_What needs to be done_.
Review the material and extract every line in which the word "this" occurs.

_Information shown_.

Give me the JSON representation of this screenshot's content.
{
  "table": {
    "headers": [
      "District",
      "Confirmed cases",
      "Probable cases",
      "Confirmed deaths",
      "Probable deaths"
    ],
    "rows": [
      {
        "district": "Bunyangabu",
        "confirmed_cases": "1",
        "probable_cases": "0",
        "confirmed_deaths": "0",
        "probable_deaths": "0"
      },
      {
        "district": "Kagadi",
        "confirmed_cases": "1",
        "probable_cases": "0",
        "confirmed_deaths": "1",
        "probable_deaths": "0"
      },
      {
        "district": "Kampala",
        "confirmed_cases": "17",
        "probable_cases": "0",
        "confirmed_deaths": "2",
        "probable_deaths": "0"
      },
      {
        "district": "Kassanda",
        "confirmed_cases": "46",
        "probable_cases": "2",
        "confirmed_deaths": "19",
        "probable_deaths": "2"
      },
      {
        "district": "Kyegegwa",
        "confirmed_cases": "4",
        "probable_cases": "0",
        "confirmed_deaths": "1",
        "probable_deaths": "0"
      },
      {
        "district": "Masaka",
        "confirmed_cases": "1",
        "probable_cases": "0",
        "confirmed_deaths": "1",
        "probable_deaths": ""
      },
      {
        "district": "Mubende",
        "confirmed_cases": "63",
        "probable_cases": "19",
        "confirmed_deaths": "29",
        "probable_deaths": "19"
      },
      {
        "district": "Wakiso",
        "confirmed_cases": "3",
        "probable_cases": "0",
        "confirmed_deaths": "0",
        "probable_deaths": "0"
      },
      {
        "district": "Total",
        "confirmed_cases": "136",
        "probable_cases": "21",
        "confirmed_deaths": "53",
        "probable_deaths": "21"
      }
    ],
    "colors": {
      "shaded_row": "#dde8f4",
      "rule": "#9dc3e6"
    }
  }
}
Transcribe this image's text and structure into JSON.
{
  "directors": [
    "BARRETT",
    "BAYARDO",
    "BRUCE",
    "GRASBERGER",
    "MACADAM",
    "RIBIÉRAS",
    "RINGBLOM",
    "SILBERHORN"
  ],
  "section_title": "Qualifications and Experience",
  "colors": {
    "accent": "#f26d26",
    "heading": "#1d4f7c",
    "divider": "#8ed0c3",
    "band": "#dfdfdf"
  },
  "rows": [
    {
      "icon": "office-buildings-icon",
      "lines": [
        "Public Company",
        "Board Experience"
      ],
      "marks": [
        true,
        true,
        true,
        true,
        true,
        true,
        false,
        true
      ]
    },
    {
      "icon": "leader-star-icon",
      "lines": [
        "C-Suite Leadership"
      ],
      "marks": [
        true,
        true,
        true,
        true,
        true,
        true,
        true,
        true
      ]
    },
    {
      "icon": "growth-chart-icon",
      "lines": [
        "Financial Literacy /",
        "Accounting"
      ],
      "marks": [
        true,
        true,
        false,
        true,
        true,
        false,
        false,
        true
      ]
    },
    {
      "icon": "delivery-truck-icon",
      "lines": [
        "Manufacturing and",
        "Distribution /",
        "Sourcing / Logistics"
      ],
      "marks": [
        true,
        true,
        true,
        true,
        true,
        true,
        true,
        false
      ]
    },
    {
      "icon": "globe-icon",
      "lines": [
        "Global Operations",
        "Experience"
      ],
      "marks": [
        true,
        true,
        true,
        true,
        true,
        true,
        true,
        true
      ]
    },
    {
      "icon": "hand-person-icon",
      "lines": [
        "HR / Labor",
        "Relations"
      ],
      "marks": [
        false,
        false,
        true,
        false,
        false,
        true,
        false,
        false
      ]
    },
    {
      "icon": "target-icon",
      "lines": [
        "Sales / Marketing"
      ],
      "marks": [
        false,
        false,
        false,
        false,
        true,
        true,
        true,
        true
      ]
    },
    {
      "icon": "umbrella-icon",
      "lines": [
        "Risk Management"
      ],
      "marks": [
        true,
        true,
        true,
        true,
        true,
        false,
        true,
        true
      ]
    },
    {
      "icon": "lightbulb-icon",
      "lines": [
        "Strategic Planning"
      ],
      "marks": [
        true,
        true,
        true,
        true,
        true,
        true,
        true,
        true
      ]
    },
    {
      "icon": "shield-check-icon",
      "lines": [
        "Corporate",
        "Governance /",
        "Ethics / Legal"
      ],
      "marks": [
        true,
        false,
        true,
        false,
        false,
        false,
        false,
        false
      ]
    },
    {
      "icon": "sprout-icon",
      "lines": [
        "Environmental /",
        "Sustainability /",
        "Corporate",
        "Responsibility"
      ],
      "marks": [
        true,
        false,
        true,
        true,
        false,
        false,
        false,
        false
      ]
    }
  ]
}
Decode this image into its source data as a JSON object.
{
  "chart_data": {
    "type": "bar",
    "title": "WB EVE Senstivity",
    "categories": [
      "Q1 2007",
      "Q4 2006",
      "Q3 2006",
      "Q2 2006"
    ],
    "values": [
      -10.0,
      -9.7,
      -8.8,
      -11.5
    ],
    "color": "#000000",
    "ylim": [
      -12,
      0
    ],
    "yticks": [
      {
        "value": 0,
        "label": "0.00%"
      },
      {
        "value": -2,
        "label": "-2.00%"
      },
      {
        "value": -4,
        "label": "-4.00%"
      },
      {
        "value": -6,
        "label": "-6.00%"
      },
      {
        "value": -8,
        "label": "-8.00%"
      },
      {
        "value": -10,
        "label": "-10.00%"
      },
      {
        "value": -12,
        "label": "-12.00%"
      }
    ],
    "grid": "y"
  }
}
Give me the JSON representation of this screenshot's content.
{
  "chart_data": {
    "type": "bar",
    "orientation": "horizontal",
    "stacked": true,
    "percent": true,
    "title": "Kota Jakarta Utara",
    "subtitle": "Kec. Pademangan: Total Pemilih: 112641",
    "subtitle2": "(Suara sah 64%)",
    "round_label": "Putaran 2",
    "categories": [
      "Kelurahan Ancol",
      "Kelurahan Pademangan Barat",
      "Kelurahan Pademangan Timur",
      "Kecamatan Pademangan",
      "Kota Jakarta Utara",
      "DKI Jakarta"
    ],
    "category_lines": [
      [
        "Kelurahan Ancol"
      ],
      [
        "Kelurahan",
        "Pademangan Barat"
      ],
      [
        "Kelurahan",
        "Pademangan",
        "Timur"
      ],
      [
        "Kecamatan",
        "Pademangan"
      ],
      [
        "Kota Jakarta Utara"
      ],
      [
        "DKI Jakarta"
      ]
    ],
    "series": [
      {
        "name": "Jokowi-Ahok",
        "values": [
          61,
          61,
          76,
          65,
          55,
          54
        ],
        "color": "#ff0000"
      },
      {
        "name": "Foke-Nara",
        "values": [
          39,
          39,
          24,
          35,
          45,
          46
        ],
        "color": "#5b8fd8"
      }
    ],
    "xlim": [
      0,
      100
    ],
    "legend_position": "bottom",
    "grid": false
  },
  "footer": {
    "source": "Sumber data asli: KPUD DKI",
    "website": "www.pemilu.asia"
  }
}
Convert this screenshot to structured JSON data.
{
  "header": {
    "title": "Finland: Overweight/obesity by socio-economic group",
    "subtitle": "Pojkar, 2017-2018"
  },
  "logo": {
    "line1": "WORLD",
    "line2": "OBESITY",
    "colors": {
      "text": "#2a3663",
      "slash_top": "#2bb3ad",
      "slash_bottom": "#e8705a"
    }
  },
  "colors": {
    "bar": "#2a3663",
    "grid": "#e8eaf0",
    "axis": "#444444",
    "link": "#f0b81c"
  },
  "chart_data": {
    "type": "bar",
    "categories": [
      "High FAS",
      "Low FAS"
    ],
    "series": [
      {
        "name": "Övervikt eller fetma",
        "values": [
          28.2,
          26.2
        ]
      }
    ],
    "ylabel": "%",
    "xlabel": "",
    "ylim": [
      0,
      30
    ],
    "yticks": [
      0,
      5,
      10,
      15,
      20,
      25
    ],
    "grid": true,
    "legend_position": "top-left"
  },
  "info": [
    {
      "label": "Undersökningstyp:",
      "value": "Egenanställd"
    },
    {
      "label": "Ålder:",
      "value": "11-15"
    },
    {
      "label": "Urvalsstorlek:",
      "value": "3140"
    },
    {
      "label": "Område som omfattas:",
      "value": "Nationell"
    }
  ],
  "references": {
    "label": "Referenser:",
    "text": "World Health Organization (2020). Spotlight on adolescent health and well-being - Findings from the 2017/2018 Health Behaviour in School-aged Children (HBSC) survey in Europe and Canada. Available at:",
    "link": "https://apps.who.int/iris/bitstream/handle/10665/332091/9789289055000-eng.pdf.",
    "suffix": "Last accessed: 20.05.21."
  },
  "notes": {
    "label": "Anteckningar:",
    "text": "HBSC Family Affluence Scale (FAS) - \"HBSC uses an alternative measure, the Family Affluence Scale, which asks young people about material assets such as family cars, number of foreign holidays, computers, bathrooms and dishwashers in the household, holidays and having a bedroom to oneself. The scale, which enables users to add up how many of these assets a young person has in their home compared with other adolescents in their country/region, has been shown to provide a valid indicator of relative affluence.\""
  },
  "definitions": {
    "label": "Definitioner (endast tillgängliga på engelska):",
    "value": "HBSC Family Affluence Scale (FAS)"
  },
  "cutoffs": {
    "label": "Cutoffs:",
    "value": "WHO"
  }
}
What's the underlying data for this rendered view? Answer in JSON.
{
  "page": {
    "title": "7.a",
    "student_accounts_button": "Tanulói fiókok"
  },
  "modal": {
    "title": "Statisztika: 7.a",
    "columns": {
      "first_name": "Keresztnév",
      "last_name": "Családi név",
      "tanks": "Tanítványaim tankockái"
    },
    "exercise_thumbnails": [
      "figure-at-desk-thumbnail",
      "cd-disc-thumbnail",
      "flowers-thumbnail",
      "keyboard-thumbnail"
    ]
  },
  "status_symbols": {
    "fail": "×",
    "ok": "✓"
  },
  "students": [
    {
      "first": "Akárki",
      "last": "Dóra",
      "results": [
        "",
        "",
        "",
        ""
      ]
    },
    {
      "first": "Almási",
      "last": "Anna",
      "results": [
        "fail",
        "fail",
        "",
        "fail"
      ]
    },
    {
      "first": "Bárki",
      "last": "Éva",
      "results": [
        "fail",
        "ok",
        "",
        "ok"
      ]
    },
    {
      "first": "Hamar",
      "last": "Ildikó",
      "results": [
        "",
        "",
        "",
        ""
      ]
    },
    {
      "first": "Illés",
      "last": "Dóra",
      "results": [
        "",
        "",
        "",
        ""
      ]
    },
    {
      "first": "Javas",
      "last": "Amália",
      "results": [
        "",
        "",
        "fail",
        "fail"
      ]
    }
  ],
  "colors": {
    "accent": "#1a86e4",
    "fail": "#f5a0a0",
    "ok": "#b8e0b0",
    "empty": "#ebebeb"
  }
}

_The reply_.
Give me the JSON representation of this screenshot's content.
Transcribe this image's text and structure into JSON.
Decode this image into its source data as a JSON object.
Give me the JSON representation of this screenshot's content.
Convert this screenshot to structured JSON data.
What's the underlying data for this rendered view? Answer in JSON.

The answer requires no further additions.